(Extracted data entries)
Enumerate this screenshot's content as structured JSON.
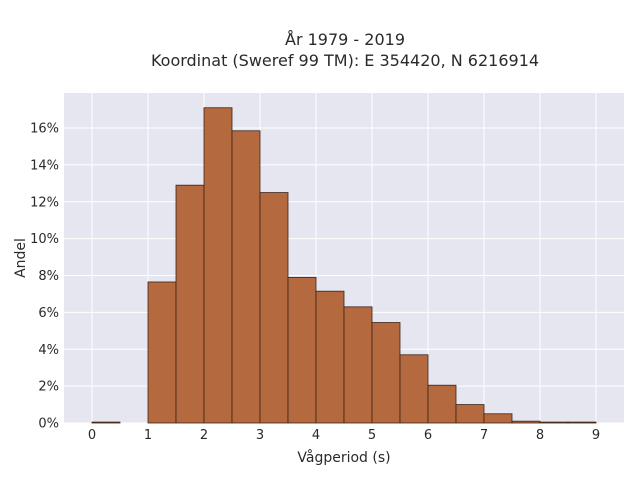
{
  "chart_data": {
    "type": "bar",
    "title_line1": "År 1979 - 2019",
    "title_line2": "Koordinat (Sweref 99 TM): E 354420, N 6216914",
    "xlabel": "Vågperiod (s)",
    "ylabel": "Andel",
    "x_ticks": [
      0,
      1,
      2,
      3,
      4,
      5,
      6,
      7,
      8,
      9
    ],
    "y_ticks": [
      0,
      2,
      4,
      6,
      8,
      10,
      12,
      14,
      16
    ],
    "y_tick_labels": [
      "0%",
      "2%",
      "4%",
      "6%",
      "8%",
      "10%",
      "12%",
      "14%",
      "16%"
    ],
    "xlim": [
      -0.5,
      9.5
    ],
    "ylim": [
      0,
      17.9
    ],
    "bin_width": 0.5,
    "bins": [
      {
        "x0": 0.0,
        "x1": 0.5,
        "value": 0.05
      },
      {
        "x0": 1.0,
        "x1": 1.5,
        "value": 7.65
      },
      {
        "x0": 1.5,
        "x1": 2.0,
        "value": 12.9
      },
      {
        "x0": 2.0,
        "x1": 2.5,
        "value": 17.1
      },
      {
        "x0": 2.5,
        "x1": 3.0,
        "value": 15.85
      },
      {
        "x0": 3.0,
        "x1": 3.5,
        "value": 12.5
      },
      {
        "x0": 3.5,
        "x1": 4.0,
        "value": 7.9
      },
      {
        "x0": 4.0,
        "x1": 4.5,
        "value": 7.15
      },
      {
        "x0": 4.5,
        "x1": 5.0,
        "value": 6.3
      },
      {
        "x0": 5.0,
        "x1": 5.5,
        "value": 5.45
      },
      {
        "x0": 5.5,
        "x1": 6.0,
        "value": 3.7
      },
      {
        "x0": 6.0,
        "x1": 6.5,
        "value": 2.05
      },
      {
        "x0": 6.5,
        "x1": 7.0,
        "value": 1.0
      },
      {
        "x0": 7.0,
        "x1": 7.5,
        "value": 0.5
      },
      {
        "x0": 7.5,
        "x1": 8.0,
        "value": 0.1
      },
      {
        "x0": 8.0,
        "x1": 8.5,
        "value": 0.05
      },
      {
        "x0": 8.5,
        "x1": 9.0,
        "value": 0.05
      }
    ],
    "grid": true,
    "colors": {
      "bar_fill": "#b5693f",
      "bar_edge": "#3b2418",
      "plot_bg": "#e5e6f0",
      "grid": "#ffffff"
    }
  }
}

## The exercise
None of the pictures should appear; repeat the records exactly otherwise.

## Complete answer
Enumerate this screenshot's content as structured JSON.
{
  "chart_data": {
    "type": "bar",
    "title_line1": "År 1979 - 2019",
    "title_line2": "Koordinat (Sweref 99 TM): E 354420, N 6216914",
    "xlabel": "Vågperiod (s)",
    "ylabel": "Andel",
    "x_ticks": [
      0,
      1,
      2,
      3,
      4,
      5,
      6,
      7,
      8,
      9
    ],
    "y_ticks": [
      0,
      2,
      4,
      6,
      8,
      10,
      12,
      14,
      16
    ],
    "y_tick_labels": [
      "0%",
      "2%",
      "4%",
      "6%",
      "8%",
      "10%",
      "12%",
      "14%",
      "16%"
    ],
    "xlim": [
      -0.5,
      9.5
    ],
    "ylim": [
      0,
      17.9
    ],
    "bin_width": 0.5,
    "bins": [
      {
        "x0": 0.0,
        "x1": 0.5,
        "value": 0.05
      },
      {
        "x0": 1.0,
        "x1": 1.5,
        "value": 7.65
      },
      {
        "x0": 1.5,
        "x1": 2.0,
        "value": 12.9
      },
      {
        "x0": 2.0,
        "x1": 2.5,
        "value": 17.1
      },
      {
        "x0": 2.5,
        "x1": 3.0,
        "value": 15.85
      },
      {
        "x0": 3.0,
        "x1": 3.5,
        "value": 12.5
      },
      {
        "x0": 3.5,
        "x1": 4.0,
        "value": 7.9
      },
      {
        "x0": 4.0,
        "x1": 4.5,
        "value": 7.15
      },
      {
        "x0": 4.5,
        "x1": 5.0,
        "value": 6.3
      },
      {
        "x0": 5.0,
        "x1": 5.5,
        "value": 5.45
      },
      {
        "x0": 5.5,
        "x1": 6.0,
        "value": 3.7
      },
      {
        "x0": 6.0,
        "x1": 6.5,
        "value": 2.05
      },
      {
        "x0": 6.5,
        "x1": 7.0,
        "value": 1.0
      },
      {
        "x0": 7.0,
        "x1": 7.5,
        "value": 0.5
      },
      {
        "x0": 7.5,
        "x1": 8.0,
        "value": 0.1
      },
      {
        "x0": 8.0,
        "x1": 8.5,
        "value": 0.05
      },
      {
        "x0": 8.5,
        "x1": 9.0,
        "value": 0.05
      }
    ],
    "grid": true,
    "colors": {
      "bar_fill": "#b5693f",
      "bar_edge": "#3b2418",
      "plot_bg": "#e5e6f0",
      "grid": "#ffffff"
    }
  }
}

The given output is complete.